** START Data to process **

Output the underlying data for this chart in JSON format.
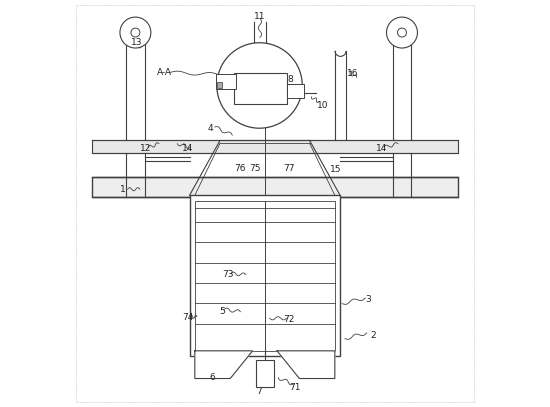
{
  "background_color": "#ffffff",
  "line_color": "#404040",
  "label_color": "#222222"
}
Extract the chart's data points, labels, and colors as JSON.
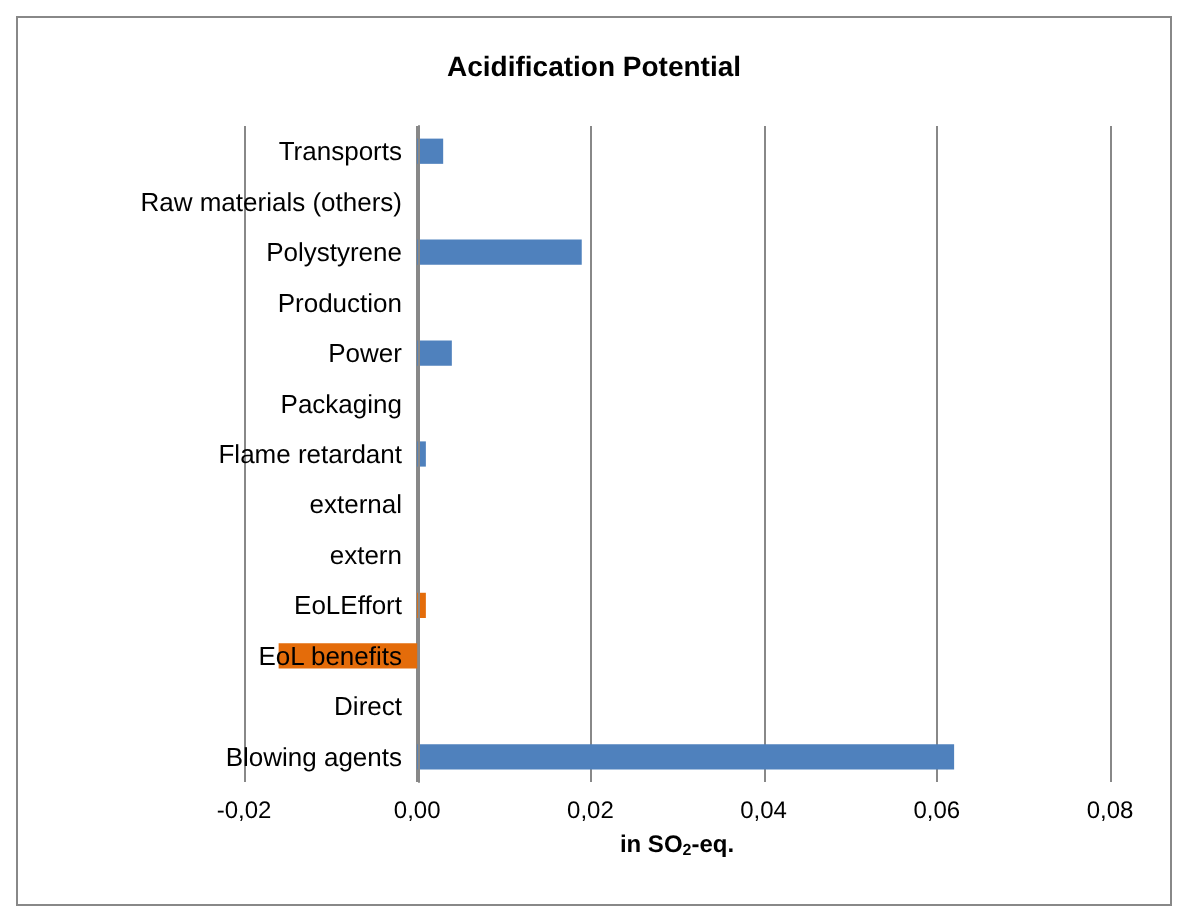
{
  "chart_data": {
    "type": "bar",
    "orientation": "horizontal",
    "title": "Acidification Potential",
    "xlabel": "in SO$_{2}$-eq.",
    "categories": [
      "Transports",
      "Raw materials (others)",
      "Polystyrene",
      "Production",
      "Power",
      "Packaging",
      "Flame retardant",
      "external",
      "extern",
      "EoLEffort",
      "EoL benefits",
      "Direct",
      "Blowing agents"
    ],
    "values": [
      0.003,
      0,
      0.019,
      0,
      0.004,
      0,
      0.001,
      0,
      0,
      0.001,
      -0.016,
      0,
      0.062
    ],
    "colors": [
      "#4f81bd",
      "#4f81bd",
      "#4f81bd",
      "#4f81bd",
      "#4f81bd",
      "#4f81bd",
      "#4f81bd",
      "#4f81bd",
      "#4f81bd",
      "#e46c0a",
      "#e46c0a",
      "#4f81bd",
      "#4f81bd"
    ],
    "xlim": [
      -0.02,
      0.08
    ],
    "xticks": [
      {
        "value": -0.02,
        "label": "-0,02"
      },
      {
        "value": 0,
        "label": "0,00"
      },
      {
        "value": 0.02,
        "label": "0,02"
      },
      {
        "value": 0.04,
        "label": "0,04"
      },
      {
        "value": 0.06,
        "label": "0,06"
      },
      {
        "value": 0.08,
        "label": "0,08"
      }
    ],
    "grid": "x"
  }
}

** END Data to process **

§ **Task prompt**: Lines from the one that contains "Extract the chart's" through the last line of the data above are to be extracted exactly, with no pictures and no other lines.

§ **Task response**:
Extract the chart's data points, labels, and colors as JSON.
{
  "chart_data": {
    "type": "bar",
    "orientation": "horizontal",
    "title": "Acidification Potential",
    "xlabel": "in SO$_{2}$-eq.",
    "categories": [
      "Transports",
      "Raw materials (others)",
      "Polystyrene",
      "Production",
      "Power",
      "Packaging",
      "Flame retardant",
      "external",
      "extern",
      "EoLEffort",
      "EoL benefits",
      "Direct",
      "Blowing agents"
    ],
    "values": [
      0.003,
      0,
      0.019,
      0,
      0.004,
      0,
      0.001,
      0,
      0,
      0.001,
      -0.016,
      0,
      0.062
    ],
    "colors": [
      "#4f81bd",
      "#4f81bd",
      "#4f81bd",
      "#4f81bd",
      "#4f81bd",
      "#4f81bd",
      "#4f81bd",
      "#4f81bd",
      "#4f81bd",
      "#e46c0a",
      "#e46c0a",
      "#4f81bd",
      "#4f81bd"
    ],
    "xlim": [
      -0.02,
      0.08
    ],
    "xticks": [
      {
        "value": -0.02,
        "label": "-0,02"
      },
      {
        "value": 0,
        "label": "0,00"
      },
      {
        "value": 0.02,
        "label": "0,02"
      },
      {
        "value": 0.04,
        "label": "0,04"
      },
      {
        "value": 0.06,
        "label": "0,06"
      },
      {
        "value": 0.08,
        "label": "0,08"
      }
    ],
    "grid": "x"
  }
}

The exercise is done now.